Rows from a figure dataset:

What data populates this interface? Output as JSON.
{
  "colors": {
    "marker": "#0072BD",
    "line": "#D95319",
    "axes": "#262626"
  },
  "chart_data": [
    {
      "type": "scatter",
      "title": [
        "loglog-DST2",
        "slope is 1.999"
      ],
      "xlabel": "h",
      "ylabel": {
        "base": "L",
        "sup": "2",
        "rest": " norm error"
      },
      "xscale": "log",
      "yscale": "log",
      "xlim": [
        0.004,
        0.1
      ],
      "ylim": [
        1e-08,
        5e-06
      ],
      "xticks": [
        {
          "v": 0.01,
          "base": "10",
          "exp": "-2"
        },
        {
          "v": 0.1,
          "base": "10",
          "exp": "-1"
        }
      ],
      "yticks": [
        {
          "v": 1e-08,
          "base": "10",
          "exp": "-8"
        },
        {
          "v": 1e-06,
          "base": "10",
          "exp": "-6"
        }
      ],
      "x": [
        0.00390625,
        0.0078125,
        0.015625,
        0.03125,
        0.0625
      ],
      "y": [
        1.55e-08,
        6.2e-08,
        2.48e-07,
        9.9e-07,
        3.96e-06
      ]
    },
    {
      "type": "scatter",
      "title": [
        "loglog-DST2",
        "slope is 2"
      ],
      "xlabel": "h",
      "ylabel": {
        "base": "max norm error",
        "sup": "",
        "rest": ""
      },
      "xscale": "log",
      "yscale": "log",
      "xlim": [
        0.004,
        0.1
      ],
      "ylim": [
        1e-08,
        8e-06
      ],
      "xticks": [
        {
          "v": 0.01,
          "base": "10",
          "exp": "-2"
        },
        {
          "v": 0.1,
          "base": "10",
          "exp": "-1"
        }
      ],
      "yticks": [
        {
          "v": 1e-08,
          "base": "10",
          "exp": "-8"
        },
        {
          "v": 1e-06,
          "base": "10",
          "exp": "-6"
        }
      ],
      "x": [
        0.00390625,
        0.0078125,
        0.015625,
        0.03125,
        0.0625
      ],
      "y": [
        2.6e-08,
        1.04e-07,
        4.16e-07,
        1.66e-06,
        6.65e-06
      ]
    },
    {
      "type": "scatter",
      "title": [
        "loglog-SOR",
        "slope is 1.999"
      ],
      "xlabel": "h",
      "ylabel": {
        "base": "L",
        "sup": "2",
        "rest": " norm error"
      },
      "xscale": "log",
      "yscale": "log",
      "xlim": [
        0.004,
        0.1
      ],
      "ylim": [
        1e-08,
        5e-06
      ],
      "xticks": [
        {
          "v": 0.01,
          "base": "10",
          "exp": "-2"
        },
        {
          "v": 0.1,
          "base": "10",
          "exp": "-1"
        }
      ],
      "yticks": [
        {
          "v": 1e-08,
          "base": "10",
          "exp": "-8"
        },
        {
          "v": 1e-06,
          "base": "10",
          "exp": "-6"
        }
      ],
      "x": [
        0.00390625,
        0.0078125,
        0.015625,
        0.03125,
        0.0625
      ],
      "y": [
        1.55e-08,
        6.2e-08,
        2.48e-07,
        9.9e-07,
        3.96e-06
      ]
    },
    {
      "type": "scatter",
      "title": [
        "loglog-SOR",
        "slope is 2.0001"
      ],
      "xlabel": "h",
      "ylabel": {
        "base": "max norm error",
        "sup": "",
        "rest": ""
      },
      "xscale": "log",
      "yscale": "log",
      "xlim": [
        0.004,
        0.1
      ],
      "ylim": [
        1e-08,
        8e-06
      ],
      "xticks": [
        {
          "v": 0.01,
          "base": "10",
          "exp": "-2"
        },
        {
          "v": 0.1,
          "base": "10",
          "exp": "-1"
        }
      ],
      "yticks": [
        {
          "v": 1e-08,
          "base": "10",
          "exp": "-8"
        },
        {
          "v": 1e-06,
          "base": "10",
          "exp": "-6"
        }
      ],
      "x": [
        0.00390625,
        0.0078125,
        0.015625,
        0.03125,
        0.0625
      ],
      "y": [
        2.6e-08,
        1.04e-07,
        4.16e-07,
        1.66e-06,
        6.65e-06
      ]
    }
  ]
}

▸ **EXERCISE REQUIREMENTS**
Emit the full listing verbatim.

▸ **RIGHT ANSWER**
What data populates this interface? Output as JSON.
{
  "colors": {
    "marker": "#0072BD",
    "line": "#D95319",
    "axes": "#262626"
  },
  "chart_data": [
    {
      "type": "scatter",
      "title": [
        "loglog-DST2",
        "slope is 1.999"
      ],
      "xlabel": "h",
      "ylabel": {
        "base": "L",
        "sup": "2",
        "rest": " norm error"
      },
      "xscale": "log",
      "yscale": "log",
      "xlim": [
        0.004,
        0.1
      ],
      "ylim": [
        1e-08,
        5e-06
      ],
      "xticks": [
        {
          "v": 0.01,
          "base": "10",
          "exp": "-2"
        },
        {
          "v": 0.1,
          "base": "10",
          "exp": "-1"
        }
      ],
      "yticks": [
        {
          "v": 1e-08,
          "base": "10",
          "exp": "-8"
        },
        {
          "v": 1e-06,
          "base": "10",
          "exp": "-6"
        }
      ],
      "x": [
        0.00390625,
        0.0078125,
        0.015625,
        0.03125,
        0.0625
      ],
      "y": [
        1.55e-08,
        6.2e-08,
        2.48e-07,
        9.9e-07,
        3.96e-06
      ]
    },
    {
      "type": "scatter",
      "title": [
        "loglog-DST2",
        "slope is 2"
      ],
      "xlabel": "h",
      "ylabel": {
        "base": "max norm error",
        "sup": "",
        "rest": ""
      },
      "xscale": "log",
      "yscale": "log",
      "xlim": [
        0.004,
        0.1
      ],
      "ylim": [
        1e-08,
        8e-06
      ],
      "xticks": [
        {
          "v": 0.01,
          "base": "10",
          "exp": "-2"
        },
        {
          "v": 0.1,
          "base": "10",
          "exp": "-1"
        }
      ],
      "yticks": [
        {
          "v": 1e-08,
          "base": "10",
          "exp": "-8"
        },
        {
          "v": 1e-06,
          "base": "10",
          "exp": "-6"
        }
      ],
      "x": [
        0.00390625,
        0.0078125,
        0.015625,
        0.03125,
        0.0625
      ],
      "y": [
        2.6e-08,
        1.04e-07,
        4.16e-07,
        1.66e-06,
        6.65e-06
      ]
    },
    {
      "type": "scatter",
      "title": [
        "loglog-SOR",
        "slope is 1.999"
      ],
      "xlabel": "h",
      "ylabel": {
        "base": "L",
        "sup": "2",
        "rest": " norm error"
      },
      "xscale": "log",
      "yscale": "log",
      "xlim": [
        0.004,
        0.1
      ],
      "ylim": [
        1e-08,
        5e-06
      ],
      "xticks": [
        {
          "v": 0.01,
          "base": "10",
          "exp": "-2"
        },
        {
          "v": 0.1,
          "base": "10",
          "exp": "-1"
        }
      ],
      "yticks": [
        {
          "v": 1e-08,
          "base": "10",
          "exp": "-8"
        },
        {
          "v": 1e-06,
          "base": "10",
          "exp": "-6"
        }
      ],
      "x": [
        0.00390625,
        0.0078125,
        0.015625,
        0.03125,
        0.0625
      ],
      "y": [
        1.55e-08,
        6.2e-08,
        2.48e-07,
        9.9e-07,
        3.96e-06
      ]
    },
    {
      "type": "scatter",
      "title": [
        "loglog-SOR",
        "slope is 2.0001"
      ],
      "xlabel": "h",
      "ylabel": {
        "base": "max norm error",
        "sup": "",
        "rest": ""
      },
      "xscale": "log",
      "yscale": "log",
      "xlim": [
        0.004,
        0.1
      ],
      "ylim": [
        1e-08,
        8e-06
      ],
      "xticks": [
        {
          "v": 0.01,
          "base": "10",
          "exp": "-2"
        },
        {
          "v": 0.1,
          "base": "10",
          "exp": "-1"
        }
      ],
      "yticks": [
        {
          "v": 1e-08,
          "base": "10",
          "exp": "-8"
        },
        {
          "v": 1e-06,
          "base": "10",
          "exp": "-6"
        }
      ],
      "x": [
        0.00390625,
        0.0078125,
        0.015625,
        0.03125,
        0.0625
      ],
      "y": [
        2.6e-08,
        1.04e-07,
        4.16e-07,
        1.66e-06,
        6.65e-06
      ]
    }
  ]
}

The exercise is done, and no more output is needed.